-- Begin --

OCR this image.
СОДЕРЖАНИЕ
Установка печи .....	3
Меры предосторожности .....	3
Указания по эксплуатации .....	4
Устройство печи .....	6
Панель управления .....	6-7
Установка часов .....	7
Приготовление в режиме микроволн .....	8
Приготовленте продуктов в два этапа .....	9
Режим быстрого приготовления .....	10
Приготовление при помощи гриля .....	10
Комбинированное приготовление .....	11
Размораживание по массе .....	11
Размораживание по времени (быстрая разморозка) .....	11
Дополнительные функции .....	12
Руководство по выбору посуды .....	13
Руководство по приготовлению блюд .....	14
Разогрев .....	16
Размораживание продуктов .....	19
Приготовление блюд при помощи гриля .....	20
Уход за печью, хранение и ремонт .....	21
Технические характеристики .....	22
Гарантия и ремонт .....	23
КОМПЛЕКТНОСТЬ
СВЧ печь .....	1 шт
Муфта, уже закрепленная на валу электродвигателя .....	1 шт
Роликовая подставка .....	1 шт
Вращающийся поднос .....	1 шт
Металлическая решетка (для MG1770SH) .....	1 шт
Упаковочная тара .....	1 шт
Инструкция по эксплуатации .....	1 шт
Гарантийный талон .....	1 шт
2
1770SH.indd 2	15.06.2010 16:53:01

-- End --
-- Begin --

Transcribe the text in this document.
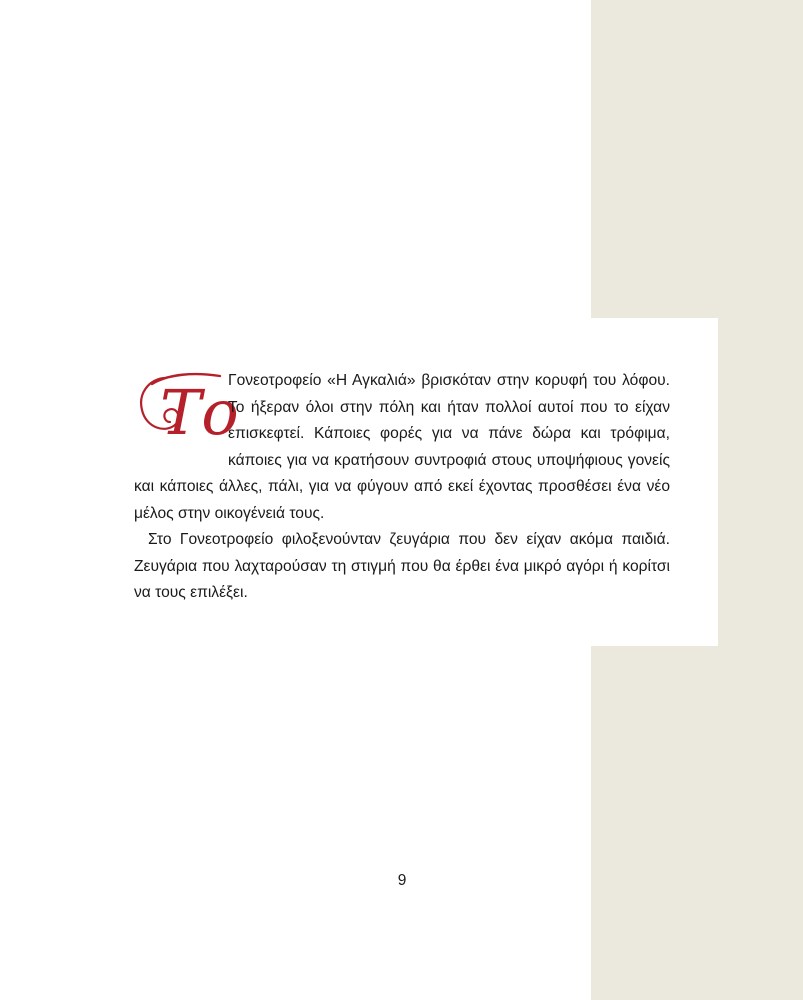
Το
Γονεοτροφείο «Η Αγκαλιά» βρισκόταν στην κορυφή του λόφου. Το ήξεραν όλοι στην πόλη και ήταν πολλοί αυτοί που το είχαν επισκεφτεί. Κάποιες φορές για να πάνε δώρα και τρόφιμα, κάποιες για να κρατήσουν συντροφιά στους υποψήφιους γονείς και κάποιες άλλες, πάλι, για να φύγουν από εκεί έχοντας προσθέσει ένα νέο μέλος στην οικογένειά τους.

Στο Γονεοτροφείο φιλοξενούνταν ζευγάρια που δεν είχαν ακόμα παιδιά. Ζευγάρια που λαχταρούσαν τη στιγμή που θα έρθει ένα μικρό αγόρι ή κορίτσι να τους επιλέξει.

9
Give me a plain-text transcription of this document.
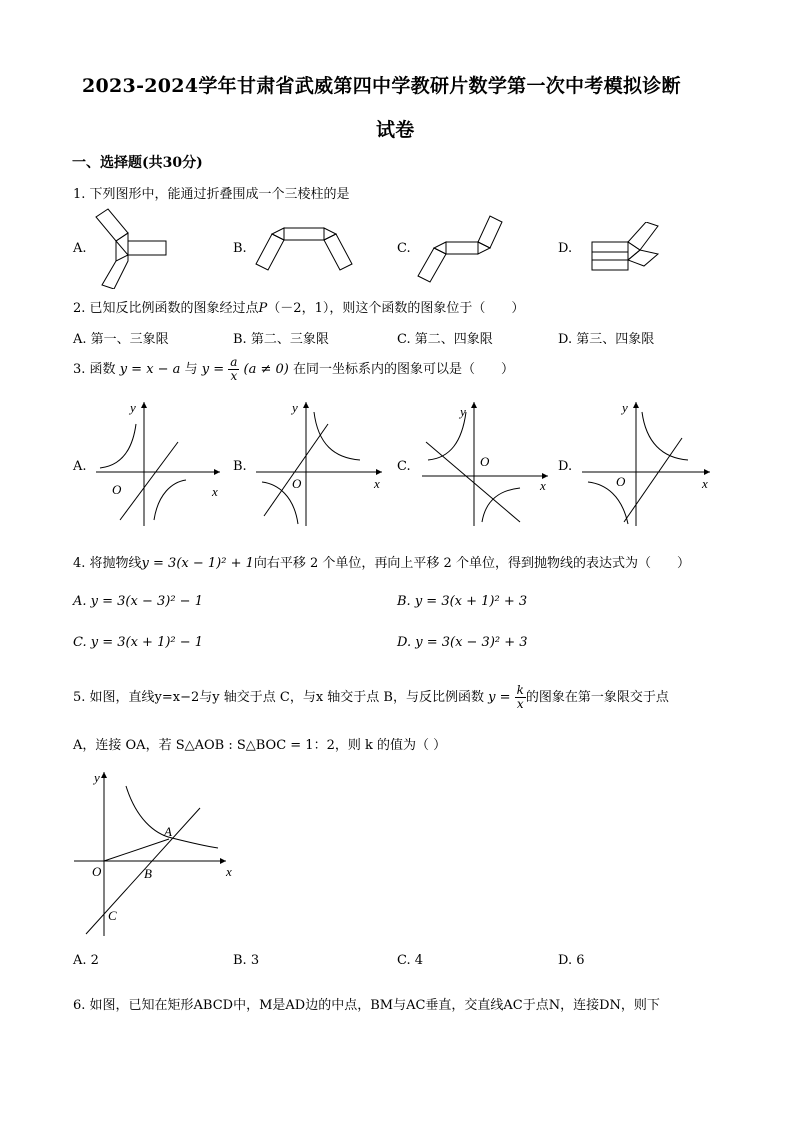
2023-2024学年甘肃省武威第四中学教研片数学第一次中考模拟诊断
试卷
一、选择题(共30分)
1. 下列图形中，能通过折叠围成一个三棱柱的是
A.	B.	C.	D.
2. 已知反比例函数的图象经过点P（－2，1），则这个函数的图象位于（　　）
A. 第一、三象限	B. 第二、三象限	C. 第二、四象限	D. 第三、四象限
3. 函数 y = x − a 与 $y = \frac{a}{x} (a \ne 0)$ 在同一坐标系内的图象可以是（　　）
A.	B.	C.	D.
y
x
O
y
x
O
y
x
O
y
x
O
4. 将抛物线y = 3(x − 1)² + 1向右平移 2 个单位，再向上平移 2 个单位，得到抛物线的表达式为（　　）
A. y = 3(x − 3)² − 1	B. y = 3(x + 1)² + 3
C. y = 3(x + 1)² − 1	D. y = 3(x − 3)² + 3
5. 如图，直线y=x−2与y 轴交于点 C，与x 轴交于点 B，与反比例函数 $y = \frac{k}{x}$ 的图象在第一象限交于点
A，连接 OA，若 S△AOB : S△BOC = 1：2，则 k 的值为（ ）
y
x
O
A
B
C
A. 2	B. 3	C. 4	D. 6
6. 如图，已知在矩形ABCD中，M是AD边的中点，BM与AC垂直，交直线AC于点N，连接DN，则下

-- End --
-- Begin --

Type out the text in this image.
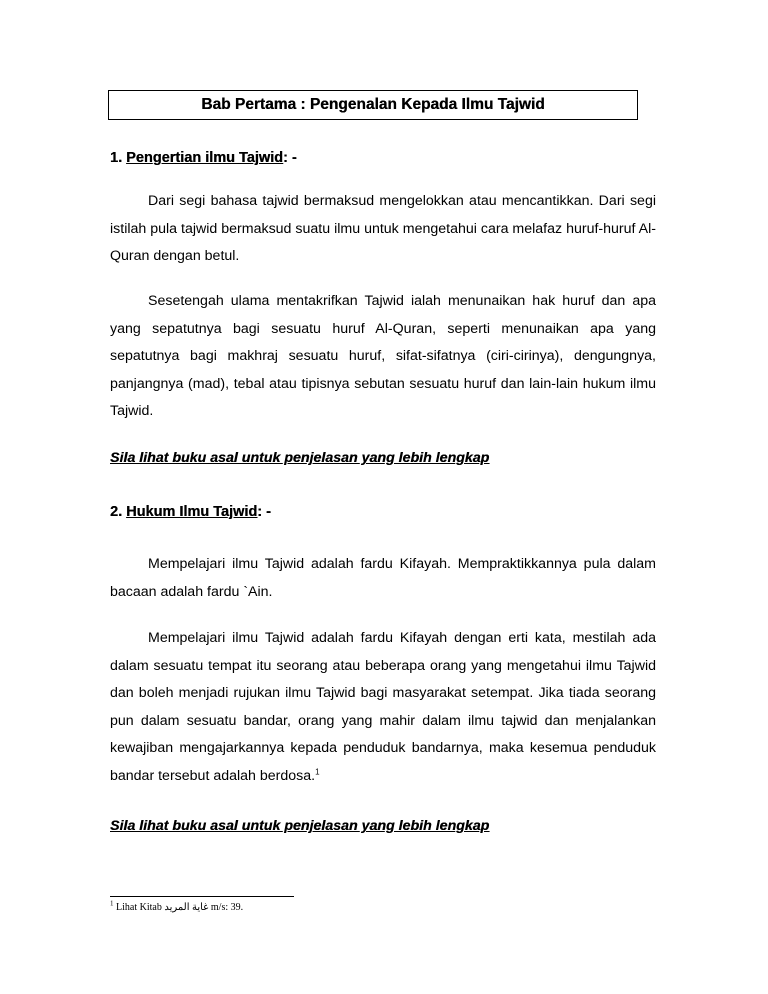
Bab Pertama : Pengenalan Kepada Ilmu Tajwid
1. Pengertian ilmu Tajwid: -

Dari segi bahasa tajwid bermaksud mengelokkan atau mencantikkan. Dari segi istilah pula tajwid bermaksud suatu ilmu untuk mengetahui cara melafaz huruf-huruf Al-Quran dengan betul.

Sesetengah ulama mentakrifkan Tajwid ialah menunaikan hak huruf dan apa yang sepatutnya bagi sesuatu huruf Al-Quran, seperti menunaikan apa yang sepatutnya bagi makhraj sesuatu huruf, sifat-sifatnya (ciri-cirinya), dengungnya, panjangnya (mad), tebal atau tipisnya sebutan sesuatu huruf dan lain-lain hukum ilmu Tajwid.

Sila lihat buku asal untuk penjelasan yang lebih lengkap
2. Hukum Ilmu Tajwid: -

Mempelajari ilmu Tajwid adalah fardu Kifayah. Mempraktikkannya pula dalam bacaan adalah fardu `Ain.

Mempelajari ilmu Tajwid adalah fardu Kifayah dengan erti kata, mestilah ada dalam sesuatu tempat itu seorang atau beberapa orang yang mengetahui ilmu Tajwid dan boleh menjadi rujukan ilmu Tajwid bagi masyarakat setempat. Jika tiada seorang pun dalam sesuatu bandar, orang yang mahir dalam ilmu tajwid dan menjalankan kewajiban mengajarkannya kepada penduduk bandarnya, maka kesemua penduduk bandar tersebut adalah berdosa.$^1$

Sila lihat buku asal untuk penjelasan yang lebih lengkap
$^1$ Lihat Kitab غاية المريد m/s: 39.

-- End --

Each line in the listing above either holds the string "Размораживание" or does not; state how many do, giving the number only.

■ **The output**
3